-- begin RECORDS PROVIDED --

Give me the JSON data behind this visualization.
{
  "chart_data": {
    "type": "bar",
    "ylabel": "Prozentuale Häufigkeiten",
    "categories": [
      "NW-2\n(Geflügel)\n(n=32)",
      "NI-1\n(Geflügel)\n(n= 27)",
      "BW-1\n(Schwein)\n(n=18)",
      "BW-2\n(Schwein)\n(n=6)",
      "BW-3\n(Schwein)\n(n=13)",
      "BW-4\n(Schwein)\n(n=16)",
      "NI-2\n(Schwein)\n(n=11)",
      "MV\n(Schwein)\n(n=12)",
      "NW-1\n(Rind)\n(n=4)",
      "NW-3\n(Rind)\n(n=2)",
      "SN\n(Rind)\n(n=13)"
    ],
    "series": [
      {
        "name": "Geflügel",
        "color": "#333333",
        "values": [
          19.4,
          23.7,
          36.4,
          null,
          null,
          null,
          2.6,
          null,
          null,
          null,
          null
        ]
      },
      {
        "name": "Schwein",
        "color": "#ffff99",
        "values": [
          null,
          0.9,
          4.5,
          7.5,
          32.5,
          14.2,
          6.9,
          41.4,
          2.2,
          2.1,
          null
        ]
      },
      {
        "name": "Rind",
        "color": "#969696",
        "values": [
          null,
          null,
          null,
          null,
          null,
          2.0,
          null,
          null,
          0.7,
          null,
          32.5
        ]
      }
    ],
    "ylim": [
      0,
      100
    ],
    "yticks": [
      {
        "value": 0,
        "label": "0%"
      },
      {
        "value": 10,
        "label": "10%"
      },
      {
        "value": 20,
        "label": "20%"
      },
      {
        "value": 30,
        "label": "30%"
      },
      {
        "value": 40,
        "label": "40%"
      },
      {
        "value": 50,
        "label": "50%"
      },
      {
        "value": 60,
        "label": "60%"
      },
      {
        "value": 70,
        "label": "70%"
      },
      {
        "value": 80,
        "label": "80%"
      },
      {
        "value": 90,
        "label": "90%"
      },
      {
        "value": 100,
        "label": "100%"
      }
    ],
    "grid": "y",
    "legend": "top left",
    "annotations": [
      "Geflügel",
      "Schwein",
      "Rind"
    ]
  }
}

-- end RECORDS PROVIDED --

[TASK GOAL]: Output all of the data again, exactly.

[RESULT BELOW]:
Give me the JSON data behind this visualization.
{
  "chart_data": {
    "type": "bar",
    "ylabel": "Prozentuale Häufigkeiten",
    "categories": [
      "NW-2\n(Geflügel)\n(n=32)",
      "NI-1\n(Geflügel)\n(n= 27)",
      "BW-1\n(Schwein)\n(n=18)",
      "BW-2\n(Schwein)\n(n=6)",
      "BW-3\n(Schwein)\n(n=13)",
      "BW-4\n(Schwein)\n(n=16)",
      "NI-2\n(Schwein)\n(n=11)",
      "MV\n(Schwein)\n(n=12)",
      "NW-1\n(Rind)\n(n=4)",
      "NW-3\n(Rind)\n(n=2)",
      "SN\n(Rind)\n(n=13)"
    ],
    "series": [
      {
        "name": "Geflügel",
        "color": "#333333",
        "values": [
          19.4,
          23.7,
          36.4,
          null,
          null,
          null,
          2.6,
          null,
          null,
          null,
          null
        ]
      },
      {
        "name": "Schwein",
        "color": "#ffff99",
        "values": [
          null,
          0.9,
          4.5,
          7.5,
          32.5,
          14.2,
          6.9,
          41.4,
          2.2,
          2.1,
          null
        ]
      },
      {
        "name": "Rind",
        "color": "#969696",
        "values": [
          null,
          null,
          null,
          null,
          null,
          2.0,
          null,
          null,
          0.7,
          null,
          32.5
        ]
      }
    ],
    "ylim": [
      0,
      100
    ],
    "yticks": [
      {
        "value": 0,
        "label": "0%"
      },
      {
        "value": 10,
        "label": "10%"
      },
      {
        "value": 20,
        "label": "20%"
      },
      {
        "value": 30,
        "label": "30%"
      },
      {
        "value": 40,
        "label": "40%"
      },
      {
        "value": 50,
        "label": "50%"
      },
      {
        "value": 60,
        "label": "60%"
      },
      {
        "value": 70,
        "label": "70%"
      },
      {
        "value": 80,
        "label": "80%"
      },
      {
        "value": 90,
        "label": "90%"
      },
      {
        "value": 100,
        "label": "100%"
      }
    ],
    "grid": "y",
    "legend": "top left",
    "annotations": [
      "Geflügel",
      "Schwein",
      "Rind"
    ]
  }
}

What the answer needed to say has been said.